Information given:
-------

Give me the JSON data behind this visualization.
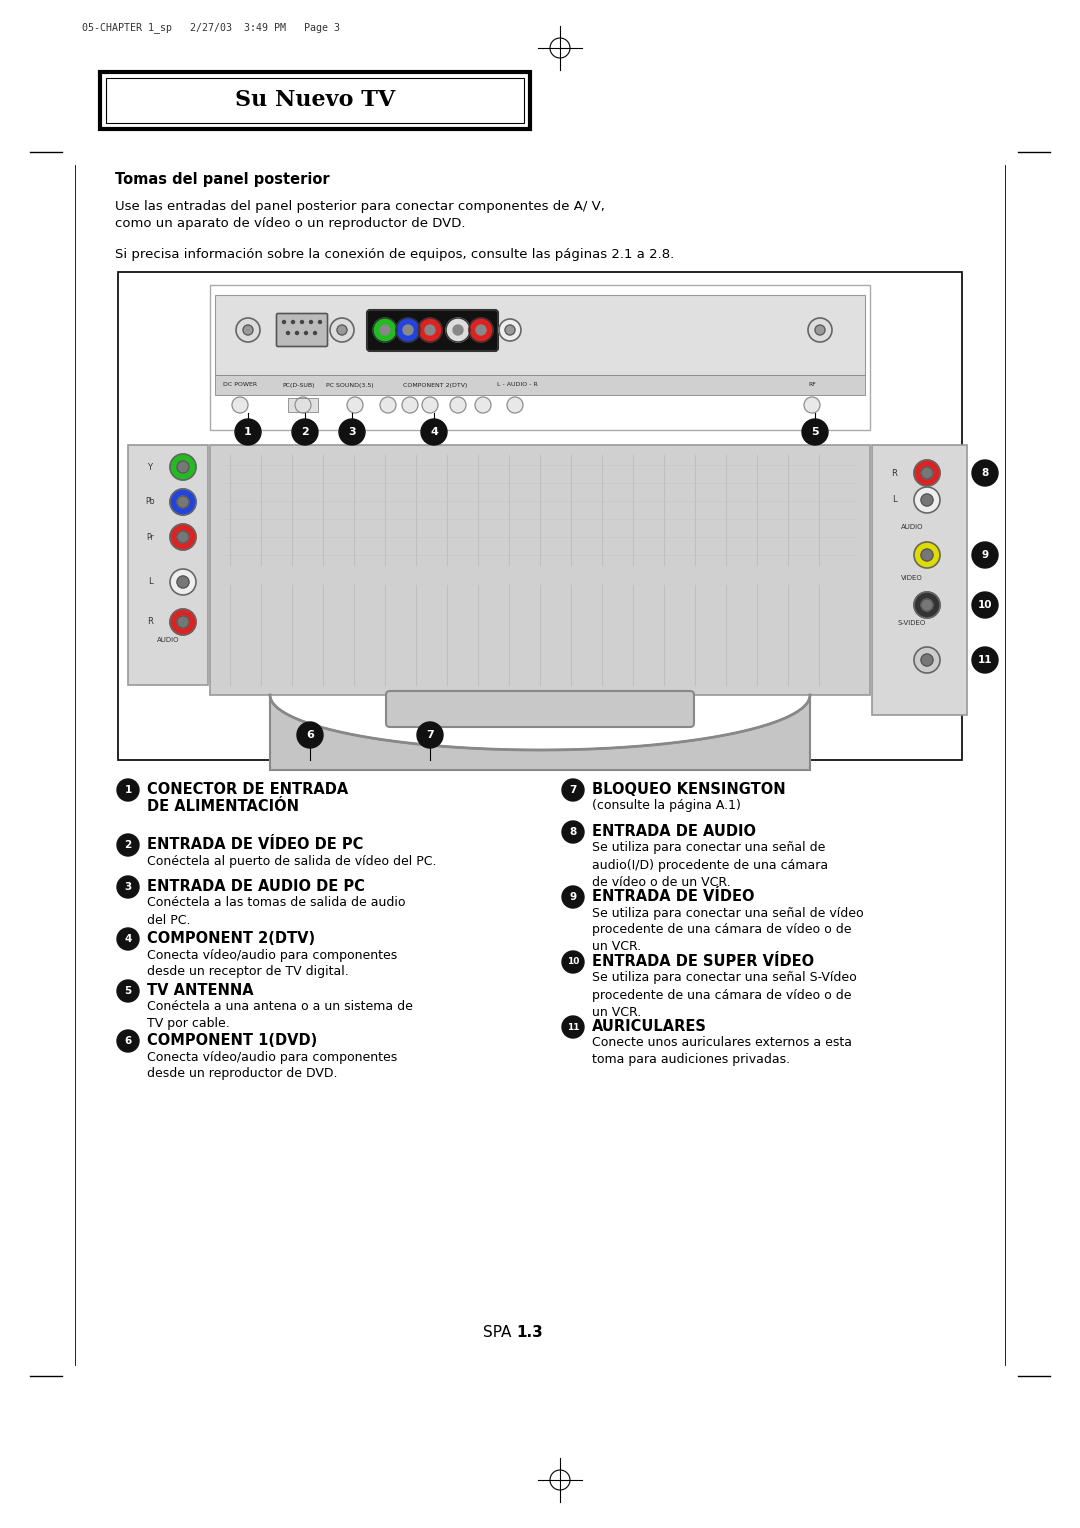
{
  "header_text": "05-CHAPTER 1_sp   2/27/03  3:49 PM   Page 3",
  "title": "Su Nuevo TV",
  "section_heading": "Tomas del panel posterior",
  "intro_text1": "Use las entradas del panel posterior para conectar componentes de A/ V,",
  "intro_text1b": "como un aparato de vídeo o un reproductor de DVD.",
  "intro_text2": "Si precisa información sobre la conexión de equipos, consulte las páginas 2.1 a 2.8.",
  "items_left": [
    {
      "num": "1",
      "title": "CONECTOR DE ENTRADA\nDE ALIMENTACIÓN",
      "desc": ""
    },
    {
      "num": "2",
      "title": "ENTRADA DE VÍDEO DE PC",
      "desc": "Conéctela al puerto de salida de vídeo del PC."
    },
    {
      "num": "3",
      "title": "ENTRADA DE AUDIO DE PC",
      "desc": "Conéctela a las tomas de salida de audio\ndel PC."
    },
    {
      "num": "4",
      "title": "COMPONENT 2(DTV)",
      "desc": "Conecta vídeo/audio para componentes\ndesde un receptor de TV digital."
    },
    {
      "num": "5",
      "title": "TV ANTENNA",
      "desc": "Conéctela a una antena o a un sistema de\nTV por cable."
    },
    {
      "num": "6",
      "title": "COMPONENT 1(DVD)",
      "desc": "Conecta vídeo/audio para componentes\ndesde un reproductor de DVD."
    }
  ],
  "items_right": [
    {
      "num": "7",
      "title": "BLOQUEO KENSINGTON",
      "desc": "(consulte la página A.1)"
    },
    {
      "num": "8",
      "title": "ENTRADA DE AUDIO",
      "desc": "Se utiliza para conectar una señal de\naudio(I/D) procedente de una cámara\nde vídeo o de un VCR."
    },
    {
      "num": "9",
      "title": "ENTRADA DE VÍDEO",
      "desc": "Se utiliza para conectar una señal de vídeo\nprocedente de una cámara de vídeo o de\nun VCR."
    },
    {
      "num": "10",
      "title": "ENTRADA DE SUPER VÍDEO",
      "desc": "Se utiliza para conectar una señal S-Vídeo\nprocedente de una cámara de vídeo o de\nun VCR."
    },
    {
      "num": "11",
      "title": "AURICULARES",
      "desc": "Conecte unos auriculares externos a esta\ntoma para audiciones privadas."
    }
  ],
  "page_label": "SPA 1.3",
  "bg_color": "#ffffff"
}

-------

Exercise description: Scan the material above. Copy each line where "salida" occurs.

Output for this task:
      "desc": "Conéctela al puerto de salida de vídeo del PC."
      "desc": "Conéctela a las tomas de salida de audio\ndel PC."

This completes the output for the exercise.